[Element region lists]
########################################
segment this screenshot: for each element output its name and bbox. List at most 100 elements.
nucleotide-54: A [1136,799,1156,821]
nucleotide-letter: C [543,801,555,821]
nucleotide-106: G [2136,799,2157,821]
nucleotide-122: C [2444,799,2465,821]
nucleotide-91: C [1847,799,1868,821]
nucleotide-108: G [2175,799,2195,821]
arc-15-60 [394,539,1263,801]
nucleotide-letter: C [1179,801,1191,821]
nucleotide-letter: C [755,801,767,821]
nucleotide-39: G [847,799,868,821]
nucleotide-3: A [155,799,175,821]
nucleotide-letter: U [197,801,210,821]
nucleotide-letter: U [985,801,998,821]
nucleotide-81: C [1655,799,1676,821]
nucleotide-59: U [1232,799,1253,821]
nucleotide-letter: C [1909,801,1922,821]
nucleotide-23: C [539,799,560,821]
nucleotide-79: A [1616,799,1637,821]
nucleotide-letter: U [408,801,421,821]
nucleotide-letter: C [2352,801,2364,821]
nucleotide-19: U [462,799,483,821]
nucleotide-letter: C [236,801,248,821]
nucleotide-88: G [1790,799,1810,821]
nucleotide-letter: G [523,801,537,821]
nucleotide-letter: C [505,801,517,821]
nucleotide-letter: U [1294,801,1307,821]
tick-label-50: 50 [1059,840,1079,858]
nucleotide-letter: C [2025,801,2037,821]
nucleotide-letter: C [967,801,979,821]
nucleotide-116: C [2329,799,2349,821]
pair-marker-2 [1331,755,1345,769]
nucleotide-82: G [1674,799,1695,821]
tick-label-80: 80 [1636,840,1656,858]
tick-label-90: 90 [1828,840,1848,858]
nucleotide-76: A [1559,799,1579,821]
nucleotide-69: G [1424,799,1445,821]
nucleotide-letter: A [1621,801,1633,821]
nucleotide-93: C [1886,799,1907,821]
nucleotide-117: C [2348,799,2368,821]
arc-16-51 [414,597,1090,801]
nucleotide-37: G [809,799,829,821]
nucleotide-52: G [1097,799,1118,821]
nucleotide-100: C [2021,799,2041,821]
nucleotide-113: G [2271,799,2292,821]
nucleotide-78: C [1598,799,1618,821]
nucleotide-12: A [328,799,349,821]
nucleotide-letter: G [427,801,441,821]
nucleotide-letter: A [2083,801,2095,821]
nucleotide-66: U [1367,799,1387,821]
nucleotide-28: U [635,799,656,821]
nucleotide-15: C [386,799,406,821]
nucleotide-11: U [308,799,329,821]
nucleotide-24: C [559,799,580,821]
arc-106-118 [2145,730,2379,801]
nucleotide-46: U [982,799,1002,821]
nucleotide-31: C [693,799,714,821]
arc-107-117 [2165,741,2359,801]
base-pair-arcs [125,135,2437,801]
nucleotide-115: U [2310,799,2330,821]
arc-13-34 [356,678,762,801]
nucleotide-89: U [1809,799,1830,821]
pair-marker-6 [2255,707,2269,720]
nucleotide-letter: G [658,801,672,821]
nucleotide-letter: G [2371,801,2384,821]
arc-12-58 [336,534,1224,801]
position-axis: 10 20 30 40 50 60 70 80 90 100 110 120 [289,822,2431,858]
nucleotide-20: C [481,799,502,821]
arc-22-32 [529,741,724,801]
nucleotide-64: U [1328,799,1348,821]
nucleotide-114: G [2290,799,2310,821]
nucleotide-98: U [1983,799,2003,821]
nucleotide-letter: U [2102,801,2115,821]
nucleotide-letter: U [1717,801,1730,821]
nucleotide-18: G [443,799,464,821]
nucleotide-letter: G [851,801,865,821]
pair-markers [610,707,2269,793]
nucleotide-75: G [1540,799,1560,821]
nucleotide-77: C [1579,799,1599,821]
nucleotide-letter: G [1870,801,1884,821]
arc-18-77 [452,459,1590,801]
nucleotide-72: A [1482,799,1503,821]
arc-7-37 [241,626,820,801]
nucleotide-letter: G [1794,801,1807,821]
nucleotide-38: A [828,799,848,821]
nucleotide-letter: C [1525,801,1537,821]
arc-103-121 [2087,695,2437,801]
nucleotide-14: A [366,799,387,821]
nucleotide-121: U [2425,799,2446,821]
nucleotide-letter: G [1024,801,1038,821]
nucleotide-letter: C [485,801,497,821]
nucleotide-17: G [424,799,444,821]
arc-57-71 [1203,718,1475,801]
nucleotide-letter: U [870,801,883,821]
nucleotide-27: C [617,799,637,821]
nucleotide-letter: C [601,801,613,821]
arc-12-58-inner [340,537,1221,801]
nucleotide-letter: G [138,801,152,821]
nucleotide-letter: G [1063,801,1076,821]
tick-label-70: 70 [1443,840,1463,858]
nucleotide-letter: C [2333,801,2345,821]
########################################
§ **WHAT IS ASKED**: Rewrite all of the items, changing every "tick-label" to "axis-label" and keeping everything else the same.

§ **OUTPUT OF THE EXERCISE**:
segment this screenshot: for each element output its name and bbox. List at most 100 elements.
nucleotide-54: A [1136,799,1156,821]
nucleotide-letter: C [543,801,555,821]
nucleotide-106: G [2136,799,2157,821]
nucleotide-122: C [2444,799,2465,821]
nucleotide-91: C [1847,799,1868,821]
nucleotide-108: G [2175,799,2195,821]
arc-15-60 [394,539,1263,801]
nucleotide-letter: C [1179,801,1191,821]
nucleotide-letter: C [755,801,767,821]
nucleotide-39: G [847,799,868,821]
nucleotide-3: A [155,799,175,821]
nucleotide-letter: U [197,801,210,821]
nucleotide-letter: U [985,801,998,821]
nucleotide-81: C [1655,799,1676,821]
nucleotide-59: U [1232,799,1253,821]
nucleotide-letter: C [1909,801,1922,821]
nucleotide-23: C [539,799,560,821]
nucleotide-79: A [1616,799,1637,821]
nucleotide-letter: U [408,801,421,821]
nucleotide-letter: C [2352,801,2364,821]
nucleotide-19: U [462,799,483,821]
nucleotide-letter: C [236,801,248,821]
nucleotide-88: G [1790,799,1810,821]
nucleotide-letter: G [523,801,537,821]
nucleotide-letter: C [505,801,517,821]
nucleotide-letter: U [1294,801,1307,821]
axis-label-50: 50 [1059,840,1079,858]
nucleotide-letter: C [2025,801,2037,821]
nucleotide-letter: C [967,801,979,821]
nucleotide-116: C [2329,799,2349,821]
pair-marker-2 [1331,755,1345,769]
nucleotide-82: G [1674,799,1695,821]
axis-label-80: 80 [1636,840,1656,858]
axis-label-90: 90 [1828,840,1848,858]
nucleotide-76: A [1559,799,1579,821]
nucleotide-69: G [1424,799,1445,821]
nucleotide-letter: A [1621,801,1633,821]
nucleotide-93: C [1886,799,1907,821]
nucleotide-117: C [2348,799,2368,821]
arc-16-51 [414,597,1090,801]
nucleotide-37: G [809,799,829,821]
nucleotide-52: G [1097,799,1118,821]
nucleotide-100: C [2021,799,2041,821]
nucleotide-113: G [2271,799,2292,821]
nucleotide-78: C [1598,799,1618,821]
nucleotide-12: A [328,799,349,821]
nucleotide-letter: G [427,801,441,821]
nucleotide-letter: A [2083,801,2095,821]
nucleotide-66: U [1367,799,1387,821]
nucleotide-28: U [635,799,656,821]
nucleotide-15: C [386,799,406,821]
nucleotide-11: U [308,799,329,821]
nucleotide-24: C [559,799,580,821]
arc-106-118 [2145,730,2379,801]
nucleotide-46: U [982,799,1002,821]
nucleotide-31: C [693,799,714,821]
arc-107-117 [2165,741,2359,801]
base-pair-arcs [125,135,2437,801]
nucleotide-115: U [2310,799,2330,821]
arc-13-34 [356,678,762,801]
nucleotide-89: U [1809,799,1830,821]
pair-marker-6 [2255,707,2269,720]
nucleotide-letter: G [658,801,672,821]
nucleotide-letter: G [2371,801,2384,821]
arc-12-58 [336,534,1224,801]
position-axis: 10 20 30 40 50 60 70 80 90 100 110 120 [289,822,2431,858]
nucleotide-20: C [481,799,502,821]
arc-22-32 [529,741,724,801]
nucleotide-64: U [1328,799,1348,821]
nucleotide-114: G [2290,799,2310,821]
nucleotide-98: U [1983,799,2003,821]
nucleotide-letter: U [2102,801,2115,821]
nucleotide-letter: U [1717,801,1730,821]
nucleotide-18: G [443,799,464,821]
nucleotide-letter: G [851,801,865,821]
pair-markers [610,707,2269,793]
nucleotide-75: G [1540,799,1560,821]
nucleotide-77: C [1579,799,1599,821]
nucleotide-letter: G [1870,801,1884,821]
arc-18-77 [452,459,1590,801]
nucleotide-72: A [1482,799,1503,821]
arc-7-37 [241,626,820,801]
nucleotide-letter: G [1794,801,1807,821]
nucleotide-38: A [828,799,848,821]
nucleotide-letter: C [1525,801,1537,821]
arc-103-121 [2087,695,2437,801]
nucleotide-14: A [366,799,387,821]
nucleotide-121: U [2425,799,2446,821]
nucleotide-letter: G [1024,801,1038,821]
nucleotide-letter: C [485,801,497,821]
nucleotide-17: G [424,799,444,821]
arc-57-71 [1203,718,1475,801]
nucleotide-letter: U [870,801,883,821]
nucleotide-27: C [617,799,637,821]
nucleotide-letter: C [601,801,613,821]
arc-12-58-inner [340,537,1221,801]
nucleotide-letter: G [138,801,152,821]
nucleotide-letter: G [1063,801,1076,821]
axis-label-70: 70 [1443,840,1463,858]
nucleotide-letter: C [2333,801,2345,821]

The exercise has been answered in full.